Locate each line of the material that contains "ΛΥΧΝΙΑ", then return it.

* BEGIN DATA TO USE *

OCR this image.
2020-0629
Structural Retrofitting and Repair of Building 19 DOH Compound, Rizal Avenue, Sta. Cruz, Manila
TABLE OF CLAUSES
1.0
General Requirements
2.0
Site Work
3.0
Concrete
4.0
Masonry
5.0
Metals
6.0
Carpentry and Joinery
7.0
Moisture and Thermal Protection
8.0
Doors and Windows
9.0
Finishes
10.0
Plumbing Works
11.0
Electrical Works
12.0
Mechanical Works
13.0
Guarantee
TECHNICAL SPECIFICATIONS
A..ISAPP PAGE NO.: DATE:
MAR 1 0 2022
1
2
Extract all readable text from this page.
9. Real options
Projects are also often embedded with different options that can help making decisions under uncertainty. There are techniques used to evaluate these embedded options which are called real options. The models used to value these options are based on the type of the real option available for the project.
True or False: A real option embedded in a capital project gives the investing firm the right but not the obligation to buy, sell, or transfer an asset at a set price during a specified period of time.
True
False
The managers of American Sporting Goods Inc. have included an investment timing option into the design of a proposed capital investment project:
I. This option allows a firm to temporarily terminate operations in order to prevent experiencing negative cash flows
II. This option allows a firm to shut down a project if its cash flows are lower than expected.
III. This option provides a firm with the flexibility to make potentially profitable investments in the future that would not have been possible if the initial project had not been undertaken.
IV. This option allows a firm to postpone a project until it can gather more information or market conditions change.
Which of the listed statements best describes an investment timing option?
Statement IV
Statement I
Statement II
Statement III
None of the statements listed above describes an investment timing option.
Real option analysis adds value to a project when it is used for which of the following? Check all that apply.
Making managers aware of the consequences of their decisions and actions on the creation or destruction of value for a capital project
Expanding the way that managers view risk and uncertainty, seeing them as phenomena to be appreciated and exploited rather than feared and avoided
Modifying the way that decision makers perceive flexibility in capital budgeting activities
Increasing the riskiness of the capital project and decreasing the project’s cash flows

* END DATA TO USE *
* BEGIN DATA TO USE *

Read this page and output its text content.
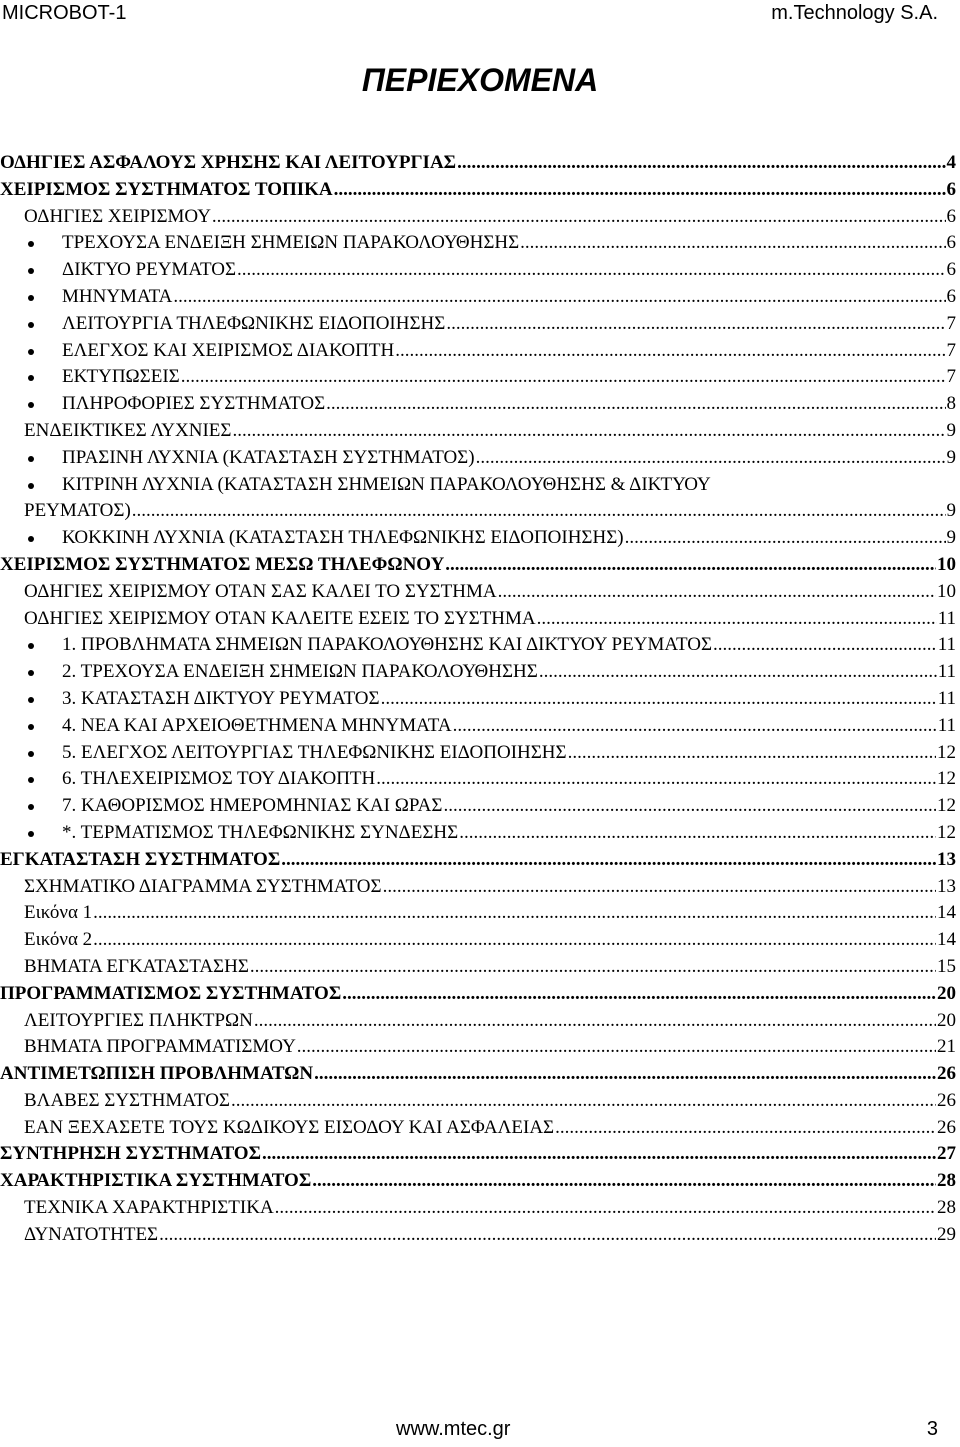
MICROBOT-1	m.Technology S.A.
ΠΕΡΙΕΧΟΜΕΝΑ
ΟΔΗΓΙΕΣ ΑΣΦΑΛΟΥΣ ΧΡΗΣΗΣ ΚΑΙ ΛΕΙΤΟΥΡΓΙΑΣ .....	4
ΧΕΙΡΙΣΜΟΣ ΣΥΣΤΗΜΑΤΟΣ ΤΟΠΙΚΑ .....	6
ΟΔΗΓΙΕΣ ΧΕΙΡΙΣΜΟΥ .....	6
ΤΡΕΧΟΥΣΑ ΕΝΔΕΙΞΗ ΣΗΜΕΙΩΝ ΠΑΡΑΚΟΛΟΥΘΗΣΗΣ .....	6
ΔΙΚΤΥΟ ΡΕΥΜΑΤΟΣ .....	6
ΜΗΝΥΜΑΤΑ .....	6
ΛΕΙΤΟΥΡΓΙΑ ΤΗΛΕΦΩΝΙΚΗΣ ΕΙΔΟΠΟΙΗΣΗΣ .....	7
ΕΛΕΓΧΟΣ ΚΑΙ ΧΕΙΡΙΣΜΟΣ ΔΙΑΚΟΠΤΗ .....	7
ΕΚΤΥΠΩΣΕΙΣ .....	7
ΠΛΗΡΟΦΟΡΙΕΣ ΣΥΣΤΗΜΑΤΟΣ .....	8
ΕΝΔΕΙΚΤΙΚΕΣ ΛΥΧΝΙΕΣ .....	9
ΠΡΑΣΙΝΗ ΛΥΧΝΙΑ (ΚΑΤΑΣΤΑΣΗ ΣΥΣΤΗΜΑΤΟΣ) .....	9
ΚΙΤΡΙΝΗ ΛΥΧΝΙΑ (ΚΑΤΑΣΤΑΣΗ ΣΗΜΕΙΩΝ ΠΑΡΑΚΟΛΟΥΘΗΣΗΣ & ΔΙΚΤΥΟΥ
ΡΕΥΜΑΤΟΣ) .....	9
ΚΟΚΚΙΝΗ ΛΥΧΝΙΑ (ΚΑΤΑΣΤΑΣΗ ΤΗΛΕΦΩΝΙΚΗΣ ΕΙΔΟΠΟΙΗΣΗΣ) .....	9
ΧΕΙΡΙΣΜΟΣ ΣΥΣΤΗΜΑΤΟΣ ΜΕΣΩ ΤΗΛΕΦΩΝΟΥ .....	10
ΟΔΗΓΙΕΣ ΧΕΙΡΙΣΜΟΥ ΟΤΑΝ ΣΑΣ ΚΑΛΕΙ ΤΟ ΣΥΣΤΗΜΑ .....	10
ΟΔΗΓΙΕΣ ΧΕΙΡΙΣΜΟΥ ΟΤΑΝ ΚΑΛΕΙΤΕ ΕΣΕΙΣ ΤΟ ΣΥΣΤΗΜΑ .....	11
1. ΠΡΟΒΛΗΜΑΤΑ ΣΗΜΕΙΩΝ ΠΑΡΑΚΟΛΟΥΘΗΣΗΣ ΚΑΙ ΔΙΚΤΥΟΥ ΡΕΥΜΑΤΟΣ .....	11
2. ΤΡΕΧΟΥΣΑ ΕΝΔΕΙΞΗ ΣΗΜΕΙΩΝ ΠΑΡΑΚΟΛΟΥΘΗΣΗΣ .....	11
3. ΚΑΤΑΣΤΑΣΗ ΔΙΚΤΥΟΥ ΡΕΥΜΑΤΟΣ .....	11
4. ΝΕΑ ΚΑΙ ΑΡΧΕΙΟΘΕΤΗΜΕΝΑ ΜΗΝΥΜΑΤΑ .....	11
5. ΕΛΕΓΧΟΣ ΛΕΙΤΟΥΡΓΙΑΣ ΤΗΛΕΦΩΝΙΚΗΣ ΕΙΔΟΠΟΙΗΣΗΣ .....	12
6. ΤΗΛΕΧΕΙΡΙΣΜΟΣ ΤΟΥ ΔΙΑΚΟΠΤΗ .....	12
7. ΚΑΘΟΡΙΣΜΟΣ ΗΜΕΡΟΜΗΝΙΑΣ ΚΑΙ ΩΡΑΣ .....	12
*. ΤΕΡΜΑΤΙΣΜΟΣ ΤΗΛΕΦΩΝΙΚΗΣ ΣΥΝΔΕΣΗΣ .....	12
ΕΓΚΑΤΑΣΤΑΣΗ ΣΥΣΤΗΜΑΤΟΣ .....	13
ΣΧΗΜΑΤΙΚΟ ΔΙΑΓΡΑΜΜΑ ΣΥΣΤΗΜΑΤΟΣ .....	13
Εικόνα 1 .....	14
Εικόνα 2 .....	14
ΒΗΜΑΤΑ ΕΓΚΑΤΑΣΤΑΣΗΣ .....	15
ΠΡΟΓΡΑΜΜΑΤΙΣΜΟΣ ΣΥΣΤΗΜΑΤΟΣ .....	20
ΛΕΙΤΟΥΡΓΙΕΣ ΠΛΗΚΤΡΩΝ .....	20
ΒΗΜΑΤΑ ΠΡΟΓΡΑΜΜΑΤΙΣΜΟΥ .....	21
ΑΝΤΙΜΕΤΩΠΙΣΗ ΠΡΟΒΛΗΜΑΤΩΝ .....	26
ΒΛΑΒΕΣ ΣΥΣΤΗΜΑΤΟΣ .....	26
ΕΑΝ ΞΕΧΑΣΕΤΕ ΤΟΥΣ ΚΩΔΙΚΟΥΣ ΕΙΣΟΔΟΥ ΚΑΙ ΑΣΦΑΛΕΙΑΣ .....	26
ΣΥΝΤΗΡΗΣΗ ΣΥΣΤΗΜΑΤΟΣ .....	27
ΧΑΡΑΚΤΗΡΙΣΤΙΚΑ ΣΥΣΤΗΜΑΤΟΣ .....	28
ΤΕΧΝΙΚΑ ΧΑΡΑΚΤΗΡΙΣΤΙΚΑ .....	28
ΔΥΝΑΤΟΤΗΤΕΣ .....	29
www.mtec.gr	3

* END DATA TO USE *

FINISHED EXERCISE ▸
ΠΡΑΣΙΝΗ ΛΥΧΝΙΑ (ΚΑΤΑΣΤΑΣΗ ΣΥΣΤΗΜΑΤΟΣ) .....	9
ΚΙΤΡΙΝΗ ΛΥΧΝΙΑ (ΚΑΤΑΣΤΑΣΗ ΣΗΜΕΙΩΝ ΠΑΡΑΚΟΛΟΥΘΗΣΗΣ & ΔΙΚΤΥΟΥ
ΚΟΚΚΙΝΗ ΛΥΧΝΙΑ (ΚΑΤΑΣΤΑΣΗ ΤΗΛΕΦΩΝΙΚΗΣ ΕΙΔΟΠΟΙΗΣΗΣ) .....	9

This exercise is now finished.